WHAT YOU ARE ASKED TO DO
Copy all the entries below exactly, but not the pictures.

═══

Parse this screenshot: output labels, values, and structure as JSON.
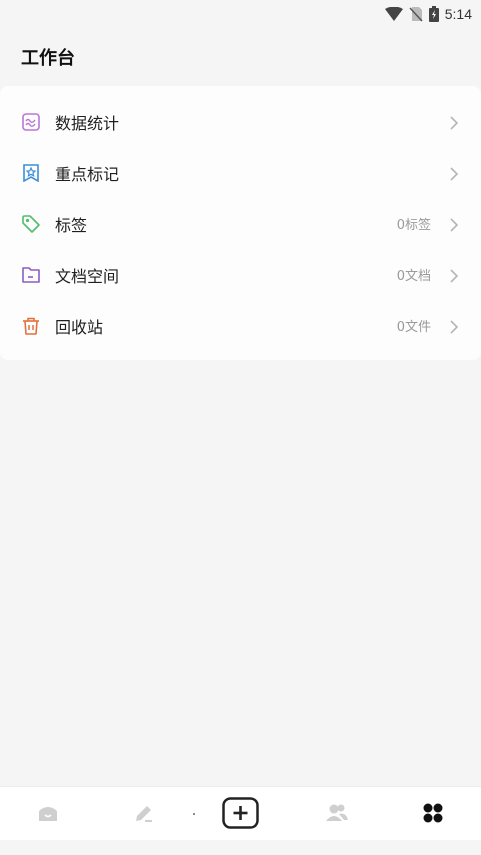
{
  "status_bar": {
    "time": "5:14",
    "icons": [
      "wifi-icon",
      "no-sim-icon",
      "battery-charging-icon"
    ]
  },
  "header": {
    "title": "工作台"
  },
  "menu": {
    "items": [
      {
        "label": "数据统计",
        "count": "",
        "icon": "chart-icon",
        "color": "#b877d8"
      },
      {
        "label": "重点标记",
        "count": "",
        "icon": "bookmark-star-icon",
        "color": "#3f8fd9"
      },
      {
        "label": "标签",
        "count": "0标签",
        "icon": "tag-icon",
        "color": "#4fbf6c"
      },
      {
        "label": "文档空间",
        "count": "0文档",
        "icon": "folder-icon",
        "color": "#8a5cc9"
      },
      {
        "label": "回收站",
        "count": "0文件",
        "icon": "trash-icon",
        "color": "#e2703d"
      }
    ]
  },
  "tab_bar": {
    "tabs": [
      {
        "name": "home-icon",
        "active": false
      },
      {
        "name": "edit-icon",
        "active": false
      },
      {
        "name": "add-icon",
        "active": false
      },
      {
        "name": "contacts-icon",
        "active": false
      },
      {
        "name": "workbench-icon",
        "active": true
      }
    ]
  },
  "colors": {
    "background": "#f5f5f5",
    "card": "#fdfdfd",
    "inactive_tab": "#cfcfcf",
    "active_tab": "#111111"
  }
}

═══

TASK ANSWER
Parse this screenshot: output labels, values, and structure as JSON.
{
  "status_bar": {
    "time": "5:14",
    "icons": [
      "wifi-icon",
      "no-sim-icon",
      "battery-charging-icon"
    ]
  },
  "header": {
    "title": "工作台"
  },
  "menu": {
    "items": [
      {
        "label": "数据统计",
        "count": "",
        "icon": "chart-icon",
        "color": "#b877d8"
      },
      {
        "label": "重点标记",
        "count": "",
        "icon": "bookmark-star-icon",
        "color": "#3f8fd9"
      },
      {
        "label": "标签",
        "count": "0标签",
        "icon": "tag-icon",
        "color": "#4fbf6c"
      },
      {
        "label": "文档空间",
        "count": "0文档",
        "icon": "folder-icon",
        "color": "#8a5cc9"
      },
      {
        "label": "回收站",
        "count": "0文件",
        "icon": "trash-icon",
        "color": "#e2703d"
      }
    ]
  },
  "tab_bar": {
    "tabs": [
      {
        "name": "home-icon",
        "active": false
      },
      {
        "name": "edit-icon",
        "active": false
      },
      {
        "name": "add-icon",
        "active": false
      },
      {
        "name": "contacts-icon",
        "active": false
      },
      {
        "name": "workbench-icon",
        "active": true
      }
    ]
  },
  "colors": {
    "background": "#f5f5f5",
    "card": "#fdfdfd",
    "inactive_tab": "#cfcfcf",
    "active_tab": "#111111"
  }
}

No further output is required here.